→ **WRITTEN EXERCISE**:
Return the count of lines that mention "example", with no other words.

Data excerpts:
-=-=-=-=-

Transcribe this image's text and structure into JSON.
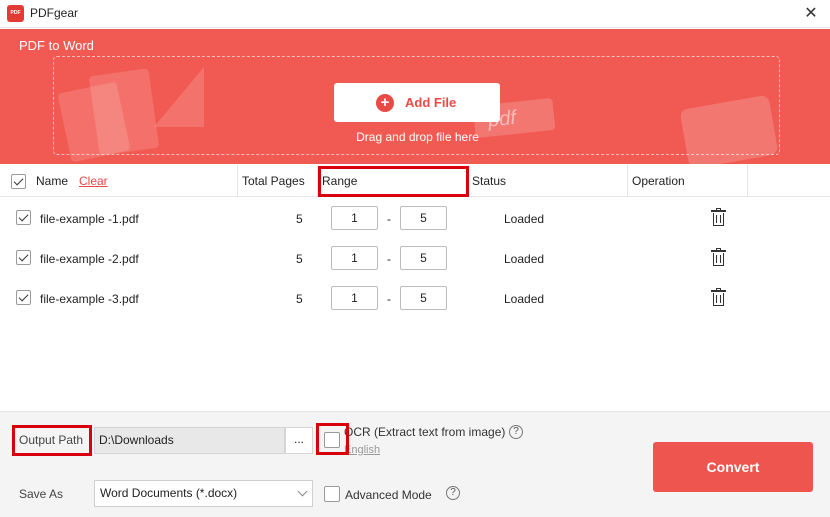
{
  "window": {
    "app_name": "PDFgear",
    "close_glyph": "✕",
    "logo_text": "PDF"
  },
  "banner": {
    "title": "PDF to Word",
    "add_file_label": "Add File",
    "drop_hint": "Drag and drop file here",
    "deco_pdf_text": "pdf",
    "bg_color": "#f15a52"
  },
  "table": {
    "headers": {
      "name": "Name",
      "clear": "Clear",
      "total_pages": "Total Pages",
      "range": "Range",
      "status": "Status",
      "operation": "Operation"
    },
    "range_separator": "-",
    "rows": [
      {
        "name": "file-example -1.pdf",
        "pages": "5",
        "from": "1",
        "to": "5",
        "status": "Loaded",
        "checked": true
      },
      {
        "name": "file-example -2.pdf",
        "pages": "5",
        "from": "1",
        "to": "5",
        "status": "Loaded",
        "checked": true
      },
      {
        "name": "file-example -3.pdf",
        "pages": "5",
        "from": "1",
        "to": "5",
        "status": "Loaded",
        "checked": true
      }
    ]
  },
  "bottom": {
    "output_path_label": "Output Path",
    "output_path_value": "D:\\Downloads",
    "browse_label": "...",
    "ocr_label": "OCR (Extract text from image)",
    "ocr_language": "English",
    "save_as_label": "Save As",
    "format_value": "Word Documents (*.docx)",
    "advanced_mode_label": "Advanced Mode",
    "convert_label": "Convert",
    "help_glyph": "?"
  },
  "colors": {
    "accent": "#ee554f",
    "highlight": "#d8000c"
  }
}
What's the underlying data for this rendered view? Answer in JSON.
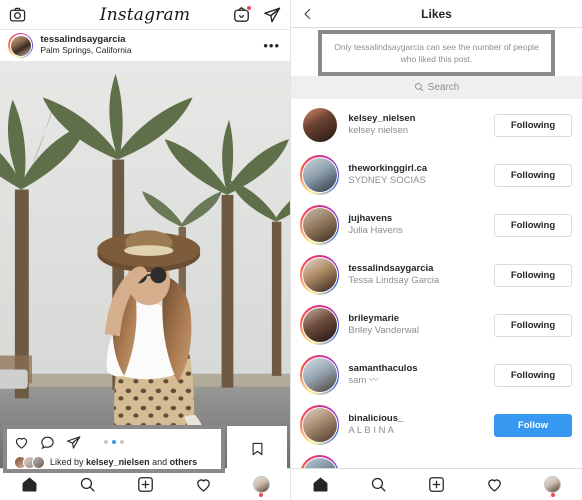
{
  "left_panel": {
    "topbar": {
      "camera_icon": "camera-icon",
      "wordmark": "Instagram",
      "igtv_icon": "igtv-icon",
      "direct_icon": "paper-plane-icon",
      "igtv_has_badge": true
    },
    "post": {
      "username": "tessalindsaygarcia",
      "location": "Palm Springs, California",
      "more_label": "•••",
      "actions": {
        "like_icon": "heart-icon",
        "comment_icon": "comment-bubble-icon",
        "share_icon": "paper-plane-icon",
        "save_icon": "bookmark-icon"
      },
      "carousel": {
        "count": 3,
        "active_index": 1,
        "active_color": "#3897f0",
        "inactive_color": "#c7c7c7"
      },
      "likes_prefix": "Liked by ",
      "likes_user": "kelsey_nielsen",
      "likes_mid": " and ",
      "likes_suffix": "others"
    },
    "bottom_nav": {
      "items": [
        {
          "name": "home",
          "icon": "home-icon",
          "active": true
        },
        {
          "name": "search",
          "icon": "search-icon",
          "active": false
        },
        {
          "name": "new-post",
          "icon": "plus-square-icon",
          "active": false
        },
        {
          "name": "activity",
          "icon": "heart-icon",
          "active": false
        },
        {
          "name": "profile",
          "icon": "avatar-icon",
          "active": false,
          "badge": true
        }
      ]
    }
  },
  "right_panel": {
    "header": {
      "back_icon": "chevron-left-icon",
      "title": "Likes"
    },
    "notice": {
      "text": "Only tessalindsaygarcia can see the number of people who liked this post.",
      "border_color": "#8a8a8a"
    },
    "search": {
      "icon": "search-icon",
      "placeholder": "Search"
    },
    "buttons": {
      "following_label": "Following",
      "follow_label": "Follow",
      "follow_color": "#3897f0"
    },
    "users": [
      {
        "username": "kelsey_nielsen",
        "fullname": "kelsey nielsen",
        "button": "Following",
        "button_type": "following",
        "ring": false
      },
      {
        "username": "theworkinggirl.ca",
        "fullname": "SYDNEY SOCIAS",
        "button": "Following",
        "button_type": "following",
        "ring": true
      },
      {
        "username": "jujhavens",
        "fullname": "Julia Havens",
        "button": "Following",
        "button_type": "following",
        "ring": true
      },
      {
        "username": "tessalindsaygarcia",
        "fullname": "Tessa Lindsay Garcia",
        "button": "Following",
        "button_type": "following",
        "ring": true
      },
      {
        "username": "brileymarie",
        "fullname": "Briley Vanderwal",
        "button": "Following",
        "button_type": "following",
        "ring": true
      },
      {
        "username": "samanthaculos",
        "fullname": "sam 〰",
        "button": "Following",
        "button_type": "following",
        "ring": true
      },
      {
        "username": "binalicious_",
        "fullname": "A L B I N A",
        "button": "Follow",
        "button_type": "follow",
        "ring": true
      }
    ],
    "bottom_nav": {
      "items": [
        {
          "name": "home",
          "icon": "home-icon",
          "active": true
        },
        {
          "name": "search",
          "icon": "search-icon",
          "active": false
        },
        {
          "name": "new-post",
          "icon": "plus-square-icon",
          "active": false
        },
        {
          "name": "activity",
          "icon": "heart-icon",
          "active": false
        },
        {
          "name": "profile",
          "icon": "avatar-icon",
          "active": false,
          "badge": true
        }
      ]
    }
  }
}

-=-=-=-=-

→ **RESULT OF THIS EXERCISE**:
3